Copy out exactly each line from the line with "Output a JSON" through the last line of the material below.

┌─ MATERIAL TO PROCESS

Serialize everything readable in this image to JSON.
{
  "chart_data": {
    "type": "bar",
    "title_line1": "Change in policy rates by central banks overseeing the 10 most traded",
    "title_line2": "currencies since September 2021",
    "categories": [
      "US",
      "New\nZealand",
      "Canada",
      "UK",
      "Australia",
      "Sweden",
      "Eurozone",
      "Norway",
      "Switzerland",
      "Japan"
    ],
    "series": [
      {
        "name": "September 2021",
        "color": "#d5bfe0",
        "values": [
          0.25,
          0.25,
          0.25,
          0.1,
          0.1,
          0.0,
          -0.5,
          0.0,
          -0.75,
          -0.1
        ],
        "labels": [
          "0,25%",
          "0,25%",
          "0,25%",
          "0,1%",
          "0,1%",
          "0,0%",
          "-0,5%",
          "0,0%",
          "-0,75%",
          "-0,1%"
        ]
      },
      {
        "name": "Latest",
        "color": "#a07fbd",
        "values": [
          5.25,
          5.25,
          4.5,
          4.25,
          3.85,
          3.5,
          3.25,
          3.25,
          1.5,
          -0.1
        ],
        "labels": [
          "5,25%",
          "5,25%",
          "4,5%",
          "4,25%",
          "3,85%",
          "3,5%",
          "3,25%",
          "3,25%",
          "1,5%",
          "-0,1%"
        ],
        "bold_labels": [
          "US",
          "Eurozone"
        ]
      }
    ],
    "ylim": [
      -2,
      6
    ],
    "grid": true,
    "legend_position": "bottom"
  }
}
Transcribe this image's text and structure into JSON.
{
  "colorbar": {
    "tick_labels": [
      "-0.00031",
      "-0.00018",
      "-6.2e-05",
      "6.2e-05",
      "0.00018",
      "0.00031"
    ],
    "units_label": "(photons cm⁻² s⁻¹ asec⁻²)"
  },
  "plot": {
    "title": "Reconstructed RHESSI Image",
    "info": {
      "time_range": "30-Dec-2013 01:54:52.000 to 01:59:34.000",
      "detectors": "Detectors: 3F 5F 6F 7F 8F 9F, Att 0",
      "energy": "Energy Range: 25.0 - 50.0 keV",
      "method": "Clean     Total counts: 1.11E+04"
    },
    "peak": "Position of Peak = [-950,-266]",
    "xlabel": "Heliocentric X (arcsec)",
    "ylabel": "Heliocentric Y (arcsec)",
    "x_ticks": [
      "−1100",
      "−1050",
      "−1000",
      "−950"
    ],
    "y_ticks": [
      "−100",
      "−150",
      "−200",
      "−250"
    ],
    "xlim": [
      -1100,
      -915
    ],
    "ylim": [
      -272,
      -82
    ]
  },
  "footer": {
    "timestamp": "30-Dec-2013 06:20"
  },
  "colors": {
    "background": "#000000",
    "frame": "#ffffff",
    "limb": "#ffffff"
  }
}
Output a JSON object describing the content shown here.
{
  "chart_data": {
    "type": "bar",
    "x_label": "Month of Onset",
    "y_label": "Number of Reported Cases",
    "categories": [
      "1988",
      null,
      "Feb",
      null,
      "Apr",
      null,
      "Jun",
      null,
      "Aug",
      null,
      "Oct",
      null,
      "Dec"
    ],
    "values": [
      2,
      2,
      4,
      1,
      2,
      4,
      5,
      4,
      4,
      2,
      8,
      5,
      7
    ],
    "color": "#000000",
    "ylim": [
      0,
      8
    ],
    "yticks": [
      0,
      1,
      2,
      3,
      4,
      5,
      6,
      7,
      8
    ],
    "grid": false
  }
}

└─

ANSWER TO THE TASK:
Output a JSON object describing the content shown here.
{
  "chart_data": {
    "type": "bar",
    "x_label": "Month of Onset",
    "y_label": "Number of Reported Cases",
    "categories": [
      "1988",
      null,
      "Feb",
      null,
      "Apr",
      null,
      "Jun",
      null,
      "Aug",
      null,
      "Oct",
      null,
      "Dec"
    ],
    "values": [
      2,
      2,
      4,
      1,
      2,
      4,
      5,
      4,
      4,
      2,
      8,
      5,
      7
    ],
    "color": "#000000",
    "ylim": [
      0,
      8
    ],
    "yticks": [
      0,
      1,
      2,
      3,
      4,
      5,
      6,
      7,
      8
    ],
    "grid": false
  }
}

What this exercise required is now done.